Skip the images and return the records below exactly.

Data to process »
'''

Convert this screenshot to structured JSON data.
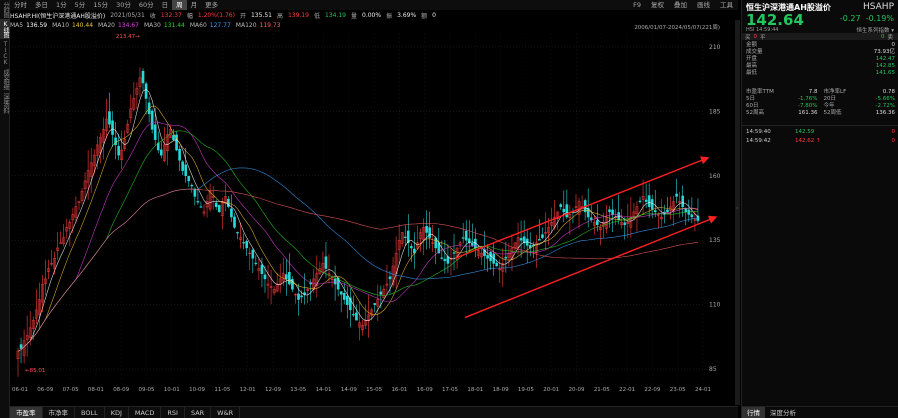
{
  "sidebar": {
    "tabs": [
      "分时图",
      "K线图",
      "TICK",
      "成交明细",
      "深度资料"
    ]
  },
  "toolbar": {
    "periods": [
      "分时",
      "多日",
      "1分",
      "5分",
      "15分",
      "30分",
      "60分",
      "日",
      "周",
      "月",
      "更多"
    ],
    "active_period": "周",
    "right_items": [
      "F9",
      "复权",
      "叠加",
      "画线",
      "工具"
    ]
  },
  "quote_line": {
    "name": "HSAHP.HI(恒生沪深港通AH股溢价)",
    "date": "2021/05/31",
    "close_label": "收",
    "close": "132.37",
    "change_label": "幅",
    "change": "1.20%(1.76)",
    "open_label": "开",
    "open": "135.51",
    "high_label": "高",
    "high": "139.19",
    "low_label": "低",
    "low": "134.19",
    "vol_label": "量",
    "vol": "0.00%",
    "amp_label": "振",
    "amp": "3.69%",
    "amt_label": "额",
    "amt": "0"
  },
  "ma_line": [
    {
      "label": "MA5",
      "value": "136.59",
      "color": "#ffffff"
    },
    {
      "label": "MA10",
      "value": "140.44",
      "color": "#f2c230"
    },
    {
      "label": "MA20",
      "value": "134.67",
      "color": "#e040e0"
    },
    {
      "label": "MA30",
      "value": "131.44",
      "color": "#28d428"
    },
    {
      "label": "MA60",
      "value": "127.77",
      "color": "#3aa0ff"
    },
    {
      "label": "MA120",
      "value": "119.73",
      "color": "#ff6060"
    }
  ],
  "range_label": "2006/01/07-2024/05/07(221周)",
  "chart_data": {
    "type": "candlestick",
    "y_ticks": [
      "210",
      "185",
      "160",
      "135",
      "110",
      "85"
    ],
    "y_range": [
      80,
      215
    ],
    "x_ticks": [
      "06-01",
      "06-09",
      "07-05",
      "08-01",
      "08-09",
      "09-05",
      "10-01",
      "10-09",
      "11-05",
      "12-01",
      "12-09",
      "13-05",
      "14-01",
      "14-09",
      "15-05",
      "16-01",
      "16-09",
      "17-05",
      "18-01",
      "18-09",
      "19-05",
      "20-01",
      "20-09",
      "21-05",
      "22-01",
      "22-09",
      "23-05",
      "24-01"
    ],
    "annotations": [
      {
        "text": "213.47",
        "x_date": "2008-01",
        "y": 213.47
      },
      {
        "text": "85.01",
        "x_date": "2006-03",
        "y": 85.01
      }
    ],
    "weekly_close": [
      92,
      93,
      96,
      98,
      101,
      104,
      108,
      112,
      118,
      120,
      124,
      126,
      128,
      132,
      134,
      136,
      140,
      142,
      145,
      148,
      150,
      154,
      158,
      162,
      165,
      168,
      172,
      175,
      178,
      182,
      180,
      176,
      172,
      168,
      170,
      174,
      180,
      186,
      190,
      194,
      198,
      196,
      190,
      184,
      178,
      174,
      170,
      168,
      172,
      176,
      178,
      174,
      170,
      166,
      162,
      160,
      158,
      156,
      152,
      150,
      148,
      146,
      150,
      154,
      152,
      148,
      146,
      150,
      152,
      148,
      144,
      140,
      138,
      136,
      134,
      132,
      130,
      128,
      126,
      124,
      122,
      120,
      118,
      117,
      116,
      118,
      120,
      122,
      120,
      118,
      116,
      114,
      112,
      113,
      114,
      116,
      118,
      120,
      122,
      124,
      126,
      124,
      122,
      120,
      118,
      116,
      114,
      112,
      110,
      108,
      106,
      104,
      103,
      102,
      104,
      106,
      108,
      110,
      112,
      114,
      116,
      118,
      120,
      125,
      130,
      135,
      138,
      136,
      134,
      132,
      130,
      134,
      138,
      140,
      138,
      136,
      134,
      132,
      130,
      128,
      127,
      126,
      128,
      130,
      132,
      134,
      136,
      135,
      134,
      133,
      132,
      131,
      130,
      129,
      128,
      127,
      126,
      125,
      124,
      126,
      128,
      130,
      132,
      134,
      136,
      135,
      134,
      133,
      132,
      133,
      134,
      135,
      136,
      138,
      140,
      142,
      144,
      146,
      148,
      146,
      144,
      145,
      146,
      148,
      150,
      148,
      146,
      144,
      143,
      142,
      141,
      140,
      142,
      144,
      146,
      145,
      144,
      143,
      142,
      141,
      142,
      144,
      146,
      148,
      150,
      152,
      150,
      148,
      147,
      146,
      145,
      144,
      145,
      146,
      148,
      150,
      152,
      150,
      148,
      146,
      145,
      144,
      143,
      142.64
    ]
  },
  "bottom_tabs": [
    "市盈率",
    "市净率",
    "BOLL",
    "KDJ",
    "MACD",
    "RSI",
    "SAR",
    "W&R"
  ],
  "panel": {
    "title": "恒生沪深港通AH股溢价",
    "code": "HSAHP",
    "price": "142.64",
    "change": "-0.27",
    "change_pct": "-0.19%",
    "sub": "HSI 14:59:44",
    "series_link": "恒生系列指数",
    "order_bar": {
      "buy_label": "买",
      "buy_qty": "0",
      "flat": "平",
      "sell_qty": "0",
      "sell_label": "卖"
    },
    "rows": [
      {
        "label": "金额",
        "value": "0"
      },
      {
        "label": "成交量",
        "value": "73.93亿"
      },
      {
        "label": "开盘",
        "value": "142.47"
      },
      {
        "label": "最高",
        "value": "142.85"
      },
      {
        "label": "最低",
        "value": "141.65"
      }
    ],
    "grid": [
      [
        {
          "l": "市盈率TTM",
          "v": "7.8",
          "c": "#ddd"
        },
        {
          "l": "市净率LF",
          "v": "0.78",
          "c": "#ddd"
        }
      ],
      [
        {
          "l": "5日",
          "v": "-1.76%",
          "c": "#22c55e"
        },
        {
          "l": "20日",
          "v": "-5.66%",
          "c": "#22c55e"
        }
      ],
      [
        {
          "l": "60日",
          "v": "-7.80%",
          "c": "#22c55e"
        },
        {
          "l": "今年",
          "v": "-2.72%",
          "c": "#22c55e"
        }
      ],
      [
        {
          "l": "52周高",
          "v": "161.36",
          "c": "#ddd"
        },
        {
          "l": "52周低",
          "v": "136.36",
          "c": "#ddd"
        }
      ]
    ],
    "trades": [
      {
        "time": "14:59:40",
        "price": "142.59",
        "vol": "0",
        "arrow": ""
      },
      {
        "time": "14:59:42",
        "price": "142.62",
        "vol": "0",
        "arrow": "↑"
      }
    ],
    "bottom_tabs": [
      "行情",
      "深度分析"
    ]
  }
}
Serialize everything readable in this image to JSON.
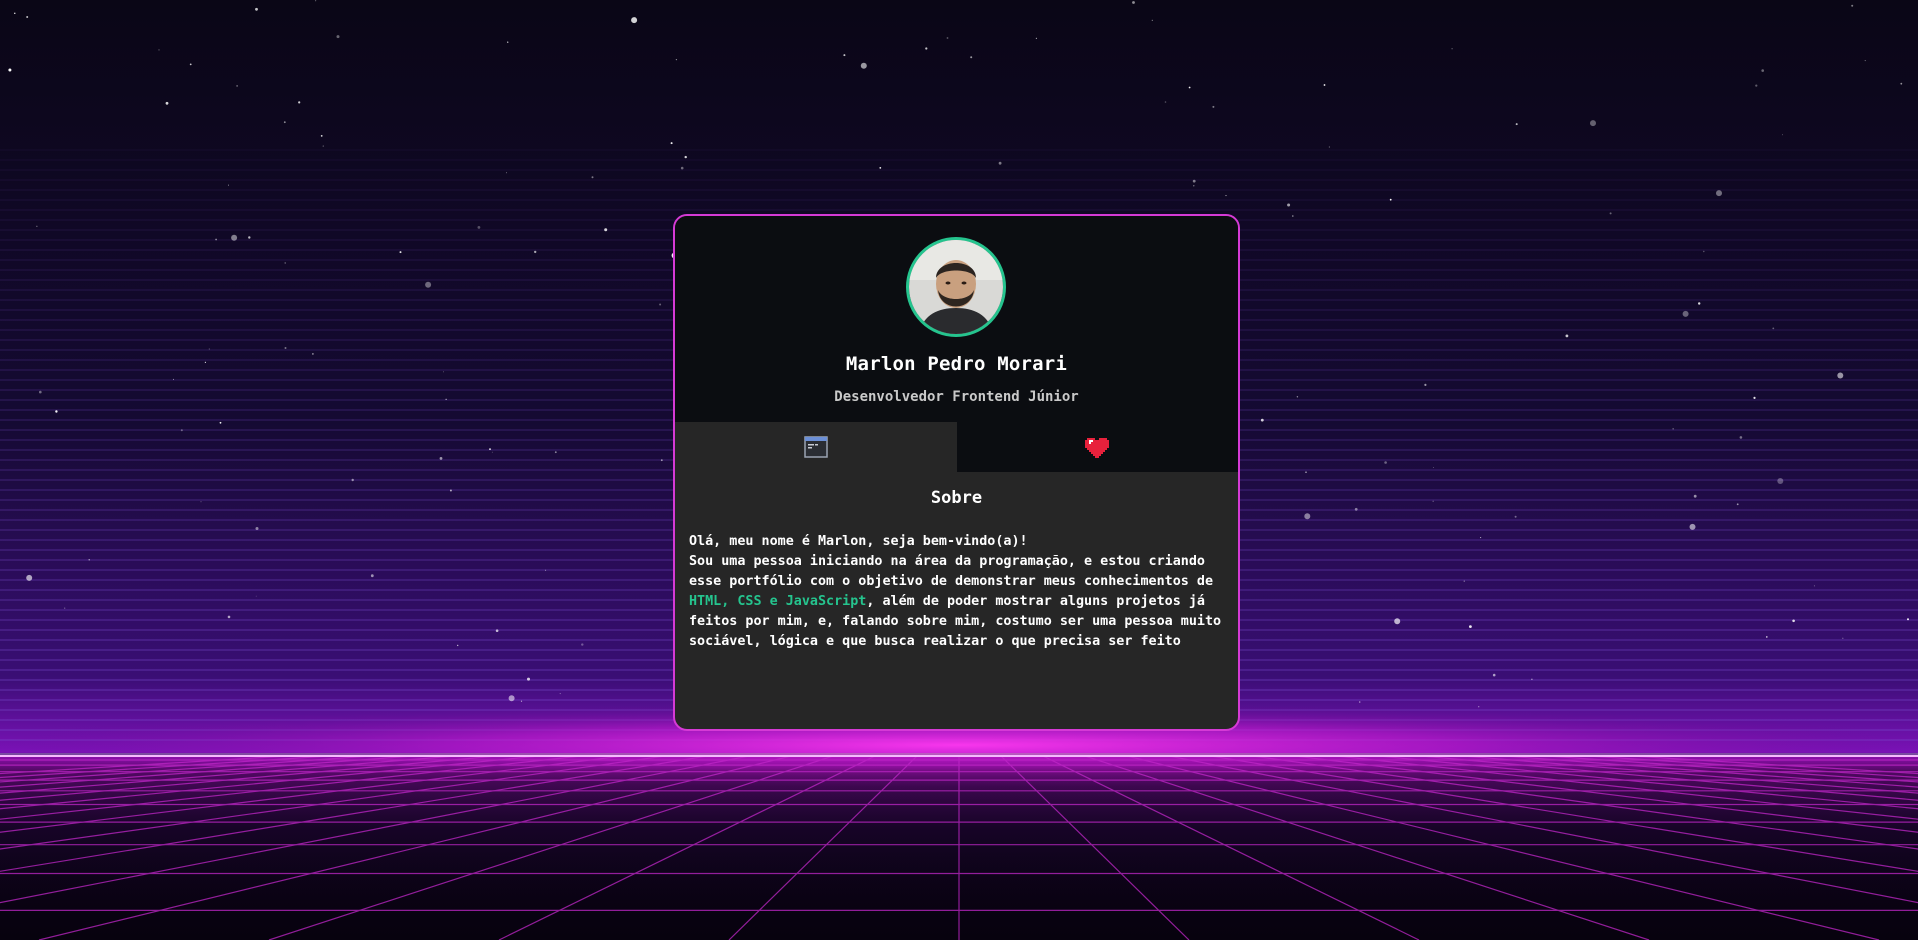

'''

Exercise output »
Convert this screenshot to structured JSON data.
{
  "sidebar": {
    "tabs": [
      "分时图",
      "K线图",
      "TICK",
      "成交明细",
      "深度资料"
    ]
  },
  "toolbar": {
    "periods": [
      "分时",
      "多日",
      "1分",
      "5分",
      "15分",
      "30分",
      "60分",
      "日",
      "周",
      "月",
      "更多"
    ],
    "active_period": "周",
    "right_items": [
      "F9",
      "复权",
      "叠加",
      "画线",
      "工具"
    ]
  },
  "quote_line": {
    "name": "HSAHP.HI(恒生沪深港通AH股溢价)",
    "date": "2021/05/31",
    "close_label": "收",
    "close": "132.37",
    "change_label": "幅",
    "change": "1.20%(1.76)",
    "open_label": "开",
    "open": "135.51",
    "high_label": "高",
    "high": "139.19",
    "low_label": "低",
    "low": "134.19",
    "vol_label": "量",
    "vol": "0.00%",
    "amp_label": "振",
    "amp": "3.69%",
    "amt_label": "额",
    "amt": "0"
  },
  "ma_line": [
    {
      "label": "MA5",
      "value": "136.59",
      "color": "#ffffff"
    },
    {
      "label": "MA10",
      "value": "140.44",
      "color": "#f2c230"
    },
    {
      "label": "MA20",
      "value": "134.67",
      "color": "#e040e0"
    },
    {
      "label": "MA30",
      "value": "131.44",
      "color": "#28d428"
    },
    {
      "label": "MA60",
      "value": "127.77",
      "color": "#3aa0ff"
    },
    {
      "label": "MA120",
      "value": "119.73",
      "color": "#ff6060"
    }
  ],
  "range_label": "2006/01/07-2024/05/07(221周)",
  "chart_data": {
    "type": "candlestick",
    "y_ticks": [
      "210",
      "185",
      "160",
      "135",
      "110",
      "85"
    ],
    "y_range": [
      80,
      215
    ],
    "x_ticks": [
      "06-01",
      "06-09",
      "07-05",
      "08-01",
      "08-09",
      "09-05",
      "10-01",
      "10-09",
      "11-05",
      "12-01",
      "12-09",
      "13-05",
      "14-01",
      "14-09",
      "15-05",
      "16-01",
      "16-09",
      "17-05",
      "18-01",
      "18-09",
      "19-05",
      "20-01",
      "20-09",
      "21-05",
      "22-01",
      "22-09",
      "23-05",
      "24-01"
    ],
    "annotations": [
      {
        "text": "213.47",
        "x_date": "2008-01",
        "y": 213.47
      },
      {
        "text": "85.01",
        "x_date": "2006-03",
        "y": 85.01
      }
    ],
    "weekly_close": [
      92,
      93,
      96,
      98,
      101,
      104,
      108,
      112,
      118,
      120,
      124,
      126,
      128,
      132,
      134,
      136,
      140,
      142,
      145,
      148,
      150,
      154,
      158,
      162,
      165,
      168,
      172,
      175,
      178,
      182,
      180,
      176,
      172,
      168,
      170,
      174,
      180,
      186,
      190,
      194,
      198,
      196,
      190,
      184,
      178,
      174,
      170,
      168,
      172,
      176,
      178,
      174,
      170,
      166,
      162,
      160,
      158,
      156,
      152,
      150,
      148,
      146,
      150,
      154,
      152,
      148,
      146,
      150,
      152,
      148,
      144,
      140,
      138,
      136,
      134,
      132,
      130,
      128,
      126,
      124,
      122,
      120,
      118,
      117,
      116,
      118,
      120,
      122,
      120,
      118,
      116,
      114,
      112,
      113,
      114,
      116,
      118,
      120,
      122,
      124,
      126,
      124,
      122,
      120,
      118,
      116,
      114,
      112,
      110,
      108,
      106,
      104,
      103,
      102,
      104,
      106,
      108,
      110,
      112,
      114,
      116,
      118,
      120,
      125,
      130,
      135,
      138,
      136,
      134,
      132,
      130,
      134,
      138,
      140,
      138,
      136,
      134,
      132,
      130,
      128,
      127,
      126,
      128,
      130,
      132,
      134,
      136,
      135,
      134,
      133,
      132,
      131,
      130,
      129,
      128,
      127,
      126,
      125,
      124,
      126,
      128,
      130,
      132,
      134,
      136,
      135,
      134,
      133,
      132,
      133,
      134,
      135,
      136,
      138,
      140,
      142,
      144,
      146,
      148,
      146,
      144,
      145,
      146,
      148,
      150,
      148,
      146,
      144,
      143,
      142,
      141,
      140,
      142,
      144,
      146,
      145,
      144,
      143,
      142,
      141,
      142,
      144,
      146,
      148,
      150,
      152,
      150,
      148,
      147,
      146,
      145,
      144,
      145,
      146,
      148,
      150,
      152,
      150,
      148,
      146,
      145,
      144,
      143,
      142.64
    ]
  },
  "bottom_tabs": [
    "市盈率",
    "市净率",
    "BOLL",
    "KDJ",
    "MACD",
    "RSI",
    "SAR",
    "W&R"
  ],
  "panel": {
    "title": "恒生沪深港通AH股溢价",
    "code": "HSAHP",
    "price": "142.64",
    "change": "-0.27",
    "change_pct": "-0.19%",
    "sub": "HSI 14:59:44",
    "series_link": "恒生系列指数",
    "order_bar": {
      "buy_label": "买",
      "buy_qty": "0",
      "flat": "平",
      "sell_qty": "0",
      "sell_label": "卖"
    },
    "rows": [
      {
        "label": "金额",
        "value": "0"
      },
      {
        "label": "成交量",
        "value": "73.93亿"
      },
      {
        "label": "开盘",
        "value": "142.47"
      },
      {
        "label": "最高",
        "value": "142.85"
      },
      {
        "label": "最低",
        "value": "141.65"
      }
    ],
    "grid": [
      [
        {
          "l": "市盈率TTM",
          "v": "7.8",
          "c": "#ddd"
        },
        {
          "l": "市净率LF",
          "v": "0.78",
          "c": "#ddd"
        }
      ],
      [
        {
          "l": "5日",
          "v": "-1.76%",
          "c": "#22c55e"
        },
        {
          "l": "20日",
          "v": "-5.66%",
          "c": "#22c55e"
        }
      ],
      [
        {
          "l": "60日",
          "v": "-7.80%",
          "c": "#22c55e"
        },
        {
          "l": "今年",
          "v": "-2.72%",
          "c": "#22c55e"
        }
      ],
      [
        {
          "l": "52周高",
          "v": "161.36",
          "c": "#ddd"
        },
        {
          "l": "52周低",
          "v": "136.36",
          "c": "#ddd"
        }
      ]
    ],
    "trades": [
      {
        "time": "14:59:40",
        "price": "142.59",
        "vol": "0",
        "arrow": ""
      },
      {
        "time": "14:59:42",
        "price": "142.62",
        "vol": "0",
        "arrow": "↑"
      }
    ],
    "bottom_tabs": [
      "行情",
      "深度分析"
    ]
  }
}
Serialize everything readable in this image to JSON.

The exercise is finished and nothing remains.